- Exercise: Identify the lines holding "xlabel" and copy them.

-- start of Supplied material --

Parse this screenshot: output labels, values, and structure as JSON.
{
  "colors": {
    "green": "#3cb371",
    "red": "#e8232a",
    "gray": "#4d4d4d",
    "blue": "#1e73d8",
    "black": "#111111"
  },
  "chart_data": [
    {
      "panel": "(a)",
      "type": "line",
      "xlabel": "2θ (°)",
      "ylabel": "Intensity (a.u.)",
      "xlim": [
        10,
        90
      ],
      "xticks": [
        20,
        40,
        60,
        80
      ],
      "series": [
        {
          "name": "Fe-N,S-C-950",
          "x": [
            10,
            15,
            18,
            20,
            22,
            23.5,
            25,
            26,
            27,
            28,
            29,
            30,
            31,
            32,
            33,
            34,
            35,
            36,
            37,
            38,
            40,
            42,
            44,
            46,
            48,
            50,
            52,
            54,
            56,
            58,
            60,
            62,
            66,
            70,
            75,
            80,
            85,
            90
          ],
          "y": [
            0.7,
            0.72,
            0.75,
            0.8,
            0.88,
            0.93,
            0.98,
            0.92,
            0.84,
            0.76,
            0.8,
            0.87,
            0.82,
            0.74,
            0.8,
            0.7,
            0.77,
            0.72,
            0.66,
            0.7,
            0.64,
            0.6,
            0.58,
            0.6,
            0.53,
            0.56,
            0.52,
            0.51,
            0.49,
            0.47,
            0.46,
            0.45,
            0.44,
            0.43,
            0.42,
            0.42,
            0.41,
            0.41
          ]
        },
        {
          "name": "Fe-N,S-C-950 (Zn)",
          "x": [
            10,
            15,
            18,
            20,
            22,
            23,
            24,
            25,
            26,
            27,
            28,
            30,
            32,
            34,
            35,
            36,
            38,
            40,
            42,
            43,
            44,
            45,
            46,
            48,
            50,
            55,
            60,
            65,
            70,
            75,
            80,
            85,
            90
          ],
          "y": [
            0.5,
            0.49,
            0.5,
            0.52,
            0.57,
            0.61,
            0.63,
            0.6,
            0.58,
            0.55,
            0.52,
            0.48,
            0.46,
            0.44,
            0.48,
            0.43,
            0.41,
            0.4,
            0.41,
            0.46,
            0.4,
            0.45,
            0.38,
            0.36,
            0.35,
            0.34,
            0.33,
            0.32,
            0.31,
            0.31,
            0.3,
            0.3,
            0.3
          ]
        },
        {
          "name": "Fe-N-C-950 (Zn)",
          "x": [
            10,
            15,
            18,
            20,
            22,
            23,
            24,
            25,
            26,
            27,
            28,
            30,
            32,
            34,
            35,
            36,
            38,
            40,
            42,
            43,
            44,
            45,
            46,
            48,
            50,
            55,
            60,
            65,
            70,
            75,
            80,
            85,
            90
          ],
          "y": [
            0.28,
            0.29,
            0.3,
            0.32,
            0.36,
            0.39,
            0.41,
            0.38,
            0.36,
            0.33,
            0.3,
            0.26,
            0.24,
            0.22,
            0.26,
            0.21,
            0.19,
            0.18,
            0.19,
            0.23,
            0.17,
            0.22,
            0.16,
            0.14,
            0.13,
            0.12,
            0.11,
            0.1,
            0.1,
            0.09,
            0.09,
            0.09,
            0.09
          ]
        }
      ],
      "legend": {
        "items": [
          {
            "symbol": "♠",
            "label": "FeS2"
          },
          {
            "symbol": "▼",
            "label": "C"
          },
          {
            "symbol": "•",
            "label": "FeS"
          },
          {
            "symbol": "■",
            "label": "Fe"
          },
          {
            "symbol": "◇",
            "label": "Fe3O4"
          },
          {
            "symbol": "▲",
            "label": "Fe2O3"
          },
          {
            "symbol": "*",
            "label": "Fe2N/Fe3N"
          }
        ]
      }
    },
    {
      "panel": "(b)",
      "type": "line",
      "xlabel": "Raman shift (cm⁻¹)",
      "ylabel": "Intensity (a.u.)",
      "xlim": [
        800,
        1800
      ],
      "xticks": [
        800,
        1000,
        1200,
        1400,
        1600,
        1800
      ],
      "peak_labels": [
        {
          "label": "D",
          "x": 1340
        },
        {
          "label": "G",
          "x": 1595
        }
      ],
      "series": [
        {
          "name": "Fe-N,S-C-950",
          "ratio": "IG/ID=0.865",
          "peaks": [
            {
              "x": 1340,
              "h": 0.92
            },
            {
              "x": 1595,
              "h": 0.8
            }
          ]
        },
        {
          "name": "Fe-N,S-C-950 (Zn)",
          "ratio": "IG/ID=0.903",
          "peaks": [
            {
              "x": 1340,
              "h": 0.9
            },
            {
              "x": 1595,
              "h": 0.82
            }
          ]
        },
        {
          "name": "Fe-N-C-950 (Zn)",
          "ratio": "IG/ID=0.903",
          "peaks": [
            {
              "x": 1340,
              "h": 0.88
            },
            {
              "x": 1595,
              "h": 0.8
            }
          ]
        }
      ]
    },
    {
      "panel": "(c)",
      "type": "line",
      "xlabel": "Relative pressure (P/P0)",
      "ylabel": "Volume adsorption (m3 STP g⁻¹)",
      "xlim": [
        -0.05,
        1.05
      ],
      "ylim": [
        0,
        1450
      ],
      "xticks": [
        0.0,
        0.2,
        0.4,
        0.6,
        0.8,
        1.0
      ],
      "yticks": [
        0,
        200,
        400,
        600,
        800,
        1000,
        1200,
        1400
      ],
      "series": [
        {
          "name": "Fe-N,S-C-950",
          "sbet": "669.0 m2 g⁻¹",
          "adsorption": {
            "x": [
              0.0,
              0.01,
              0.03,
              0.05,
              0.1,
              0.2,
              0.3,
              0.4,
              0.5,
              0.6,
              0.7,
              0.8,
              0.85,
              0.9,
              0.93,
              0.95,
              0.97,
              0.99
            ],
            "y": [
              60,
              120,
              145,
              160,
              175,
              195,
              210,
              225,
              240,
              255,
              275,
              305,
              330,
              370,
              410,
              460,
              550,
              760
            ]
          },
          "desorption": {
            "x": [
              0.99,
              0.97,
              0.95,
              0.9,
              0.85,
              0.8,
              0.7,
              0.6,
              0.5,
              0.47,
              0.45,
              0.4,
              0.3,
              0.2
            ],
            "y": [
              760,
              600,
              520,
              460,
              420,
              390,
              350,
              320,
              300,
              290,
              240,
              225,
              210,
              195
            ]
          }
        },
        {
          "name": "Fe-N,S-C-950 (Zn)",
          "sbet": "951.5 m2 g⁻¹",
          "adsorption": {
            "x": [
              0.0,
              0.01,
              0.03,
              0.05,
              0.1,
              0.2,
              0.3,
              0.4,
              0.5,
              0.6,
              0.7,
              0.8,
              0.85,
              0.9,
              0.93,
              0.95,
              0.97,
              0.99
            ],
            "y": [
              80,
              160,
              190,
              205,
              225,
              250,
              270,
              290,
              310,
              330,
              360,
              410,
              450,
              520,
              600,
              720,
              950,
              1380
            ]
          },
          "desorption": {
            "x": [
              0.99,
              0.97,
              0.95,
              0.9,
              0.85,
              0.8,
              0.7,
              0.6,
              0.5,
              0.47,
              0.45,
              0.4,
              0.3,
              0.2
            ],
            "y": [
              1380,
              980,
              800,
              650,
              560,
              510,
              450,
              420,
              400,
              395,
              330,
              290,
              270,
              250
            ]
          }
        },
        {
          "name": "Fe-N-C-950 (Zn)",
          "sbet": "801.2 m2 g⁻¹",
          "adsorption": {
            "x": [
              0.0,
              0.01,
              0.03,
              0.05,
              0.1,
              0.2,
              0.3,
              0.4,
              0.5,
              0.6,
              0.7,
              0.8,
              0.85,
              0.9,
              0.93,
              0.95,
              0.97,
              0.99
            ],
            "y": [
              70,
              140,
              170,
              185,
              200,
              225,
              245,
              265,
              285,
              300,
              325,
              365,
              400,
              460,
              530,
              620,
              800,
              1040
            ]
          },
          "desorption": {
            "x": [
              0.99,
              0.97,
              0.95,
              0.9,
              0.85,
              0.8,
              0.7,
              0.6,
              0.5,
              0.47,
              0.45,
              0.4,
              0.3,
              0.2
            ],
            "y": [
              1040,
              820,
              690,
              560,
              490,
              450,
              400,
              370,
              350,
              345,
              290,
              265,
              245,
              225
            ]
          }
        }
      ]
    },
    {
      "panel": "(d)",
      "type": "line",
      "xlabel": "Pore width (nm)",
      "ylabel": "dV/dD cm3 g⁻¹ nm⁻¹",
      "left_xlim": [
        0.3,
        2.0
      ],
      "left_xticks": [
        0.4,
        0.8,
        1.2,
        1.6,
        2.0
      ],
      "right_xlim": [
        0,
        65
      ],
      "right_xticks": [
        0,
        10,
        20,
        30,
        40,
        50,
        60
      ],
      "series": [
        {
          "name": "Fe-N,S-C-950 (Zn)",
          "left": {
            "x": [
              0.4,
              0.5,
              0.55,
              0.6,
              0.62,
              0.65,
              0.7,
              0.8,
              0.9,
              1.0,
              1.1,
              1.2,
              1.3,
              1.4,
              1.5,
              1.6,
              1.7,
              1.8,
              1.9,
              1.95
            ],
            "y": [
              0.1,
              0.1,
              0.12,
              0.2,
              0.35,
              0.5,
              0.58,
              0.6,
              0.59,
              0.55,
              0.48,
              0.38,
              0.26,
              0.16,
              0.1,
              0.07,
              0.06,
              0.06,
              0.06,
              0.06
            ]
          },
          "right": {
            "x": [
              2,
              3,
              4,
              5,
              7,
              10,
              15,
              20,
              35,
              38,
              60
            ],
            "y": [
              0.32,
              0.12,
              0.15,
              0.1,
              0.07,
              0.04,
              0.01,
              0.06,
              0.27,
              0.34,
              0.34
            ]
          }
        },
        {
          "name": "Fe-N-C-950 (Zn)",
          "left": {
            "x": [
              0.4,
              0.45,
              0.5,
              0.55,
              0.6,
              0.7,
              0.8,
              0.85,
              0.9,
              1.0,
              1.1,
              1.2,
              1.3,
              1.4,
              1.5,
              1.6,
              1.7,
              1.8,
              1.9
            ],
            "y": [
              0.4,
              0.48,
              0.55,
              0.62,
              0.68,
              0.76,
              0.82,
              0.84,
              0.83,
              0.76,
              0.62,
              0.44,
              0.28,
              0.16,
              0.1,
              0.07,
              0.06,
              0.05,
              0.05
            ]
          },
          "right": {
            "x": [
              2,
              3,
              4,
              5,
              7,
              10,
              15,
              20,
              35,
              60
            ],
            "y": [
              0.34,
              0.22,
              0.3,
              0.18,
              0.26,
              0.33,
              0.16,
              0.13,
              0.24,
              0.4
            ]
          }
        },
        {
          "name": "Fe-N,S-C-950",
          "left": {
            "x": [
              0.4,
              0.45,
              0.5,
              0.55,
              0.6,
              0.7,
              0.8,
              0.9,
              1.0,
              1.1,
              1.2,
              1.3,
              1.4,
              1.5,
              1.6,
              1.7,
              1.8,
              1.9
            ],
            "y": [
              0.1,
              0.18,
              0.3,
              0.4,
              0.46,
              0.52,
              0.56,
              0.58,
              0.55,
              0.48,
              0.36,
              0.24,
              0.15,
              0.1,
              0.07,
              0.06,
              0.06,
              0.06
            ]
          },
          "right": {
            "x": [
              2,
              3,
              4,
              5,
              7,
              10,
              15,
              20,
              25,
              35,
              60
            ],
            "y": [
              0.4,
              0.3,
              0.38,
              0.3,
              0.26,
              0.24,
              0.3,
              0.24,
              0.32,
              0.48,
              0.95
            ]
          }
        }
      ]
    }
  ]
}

-- end of Supplied material --
-- start of Supplied material --

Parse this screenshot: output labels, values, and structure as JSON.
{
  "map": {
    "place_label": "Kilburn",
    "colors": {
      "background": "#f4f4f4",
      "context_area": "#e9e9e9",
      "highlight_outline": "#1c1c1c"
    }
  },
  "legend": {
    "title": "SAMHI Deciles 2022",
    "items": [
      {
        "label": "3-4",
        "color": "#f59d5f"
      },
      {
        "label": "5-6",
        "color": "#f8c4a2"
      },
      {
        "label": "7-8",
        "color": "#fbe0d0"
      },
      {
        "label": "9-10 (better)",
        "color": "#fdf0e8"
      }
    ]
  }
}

-- end of Supplied material --

- Result below:
      "xlabel": "2θ (°)",
      "xlabel": "Raman shift (cm⁻¹)",
      "xlabel": "Relative pressure (P/P0)",
      "xlabel": "Pore width (nm)",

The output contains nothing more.